▸ INPUT RECORDS
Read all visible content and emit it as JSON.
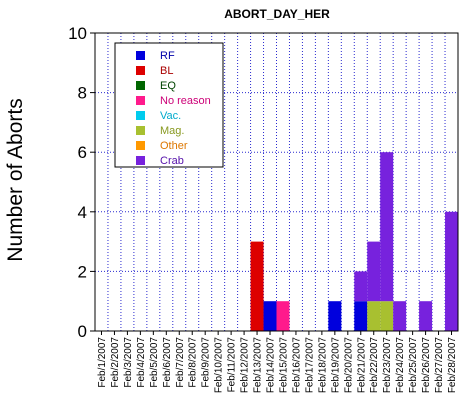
{
  "chart_data": {
    "type": "bar",
    "stacked": true,
    "title": "ABORT_DAY_HER",
    "ylabel": "Number of Aborts",
    "xlabel": "",
    "ylim": [
      0,
      10
    ],
    "yticks": [
      0,
      2,
      4,
      6,
      8,
      10
    ],
    "grid": true,
    "legend_position": "top-left",
    "categories": [
      "Feb/1/2007",
      "Feb/2/2007",
      "Feb/3/2007",
      "Feb/4/2007",
      "Feb/5/2007",
      "Feb/6/2007",
      "Feb/7/2007",
      "Feb/8/2007",
      "Feb/9/2007",
      "Feb/10/2007",
      "Feb/11/2007",
      "Feb/12/2007",
      "Feb/13/2007",
      "Feb/14/2007",
      "Feb/15/2007",
      "Feb/16/2007",
      "Feb/17/2007",
      "Feb/18/2007",
      "Feb/19/2007",
      "Feb/20/2007",
      "Feb/21/2007",
      "Feb/22/2007",
      "Feb/23/2007",
      "Feb/24/2007",
      "Feb/25/2007",
      "Feb/26/2007",
      "Feb/27/2007",
      "Feb/28/2007"
    ],
    "series": [
      {
        "name": "RF",
        "color": "#0000dd",
        "values": [
          0,
          0,
          0,
          0,
          0,
          0,
          0,
          0,
          0,
          0,
          0,
          0,
          0,
          1,
          0,
          0,
          0,
          0,
          1,
          0,
          1,
          0,
          0,
          0,
          0,
          0,
          0,
          0
        ]
      },
      {
        "name": "BL",
        "color": "#dd0000",
        "values": [
          0,
          0,
          0,
          0,
          0,
          0,
          0,
          0,
          0,
          0,
          0,
          0,
          3,
          0,
          0,
          0,
          0,
          0,
          0,
          0,
          0,
          0,
          0,
          0,
          0,
          0,
          0,
          0
        ]
      },
      {
        "name": "EQ",
        "color": "#006600",
        "values": [
          0,
          0,
          0,
          0,
          0,
          0,
          0,
          0,
          0,
          0,
          0,
          0,
          0,
          0,
          0,
          0,
          0,
          0,
          0,
          0,
          0,
          0,
          0,
          0,
          0,
          0,
          0,
          0
        ]
      },
      {
        "name": "No reason",
        "color": "#ff1a8c",
        "values": [
          0,
          0,
          0,
          0,
          0,
          0,
          0,
          0,
          0,
          0,
          0,
          0,
          0,
          0,
          1,
          0,
          0,
          0,
          0,
          0,
          0,
          0,
          0,
          0,
          0,
          0,
          0,
          0
        ]
      },
      {
        "name": "Vac.",
        "color": "#00ccee",
        "values": [
          0,
          0,
          0,
          0,
          0,
          0,
          0,
          0,
          0,
          0,
          0,
          0,
          0,
          0,
          0,
          0,
          0,
          0,
          0,
          0,
          0,
          0,
          0,
          0,
          0,
          0,
          0,
          0
        ]
      },
      {
        "name": "Mag.",
        "color": "#a8c030",
        "values": [
          0,
          0,
          0,
          0,
          0,
          0,
          0,
          0,
          0,
          0,
          0,
          0,
          0,
          0,
          0,
          0,
          0,
          0,
          0,
          0,
          0,
          1,
          1,
          0,
          0,
          0,
          0,
          0
        ]
      },
      {
        "name": "Other",
        "color": "#ff9900",
        "values": [
          0,
          0,
          0,
          0,
          0,
          0,
          0,
          0,
          0,
          0,
          0,
          0,
          0,
          0,
          0,
          0,
          0,
          0,
          0,
          0,
          0,
          0,
          0,
          0,
          0,
          0,
          0,
          0
        ]
      },
      {
        "name": "Crab",
        "color": "#7722dd",
        "values": [
          0,
          0,
          0,
          0,
          0,
          0,
          0,
          0,
          0,
          0,
          0,
          0,
          0,
          0,
          0,
          0,
          0,
          0,
          0,
          0,
          1,
          2,
          5,
          1,
          0,
          1,
          0,
          4
        ]
      }
    ],
    "legend_text_colors": {
      "RF": "#0000aa",
      "BL": "#aa0000",
      "EQ": "#004400",
      "No reason": "#cc0077",
      "Vac.": "#00aacc",
      "Mag.": "#889920",
      "Other": "#dd7700",
      "Crab": "#5511aa"
    }
  }
}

▸ TASK REQUIREMENTS
Copy out each line of the records that holds the string "name".

▸ RESULT OF THE TASK
        "name": "RF",
        "name": "BL",
        "name": "EQ",
        "name": "No reason",
        "name": "Vac.",
        "name": "Mag.",
        "name": "Other",
        "name": "Crab",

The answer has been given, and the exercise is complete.